(Stored data entries)
******************************

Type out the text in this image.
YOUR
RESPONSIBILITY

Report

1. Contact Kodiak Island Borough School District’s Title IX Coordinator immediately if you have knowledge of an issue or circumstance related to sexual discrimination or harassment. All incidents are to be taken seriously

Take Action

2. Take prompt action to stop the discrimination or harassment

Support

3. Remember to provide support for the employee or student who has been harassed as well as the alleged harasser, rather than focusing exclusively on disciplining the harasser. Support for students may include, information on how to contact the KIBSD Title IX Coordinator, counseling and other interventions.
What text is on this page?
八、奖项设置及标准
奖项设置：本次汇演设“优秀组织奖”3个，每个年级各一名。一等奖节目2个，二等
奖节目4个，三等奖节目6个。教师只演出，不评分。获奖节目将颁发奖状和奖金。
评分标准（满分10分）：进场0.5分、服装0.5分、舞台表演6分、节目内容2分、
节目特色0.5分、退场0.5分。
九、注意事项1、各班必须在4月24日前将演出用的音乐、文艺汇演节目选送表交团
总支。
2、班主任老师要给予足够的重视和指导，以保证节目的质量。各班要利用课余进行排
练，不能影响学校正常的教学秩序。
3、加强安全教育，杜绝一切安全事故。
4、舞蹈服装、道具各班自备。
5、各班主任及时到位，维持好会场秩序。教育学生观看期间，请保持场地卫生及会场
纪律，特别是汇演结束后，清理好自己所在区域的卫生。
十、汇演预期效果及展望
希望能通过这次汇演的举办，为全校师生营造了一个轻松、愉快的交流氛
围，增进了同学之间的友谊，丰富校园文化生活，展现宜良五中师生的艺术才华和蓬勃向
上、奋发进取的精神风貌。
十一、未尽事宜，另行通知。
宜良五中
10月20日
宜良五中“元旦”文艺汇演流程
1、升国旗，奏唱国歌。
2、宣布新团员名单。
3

******************************

**What to work on:**
What is the number of lines in the data that hold the word "this"? Reply with that number and nothing else.

**Final result:**
2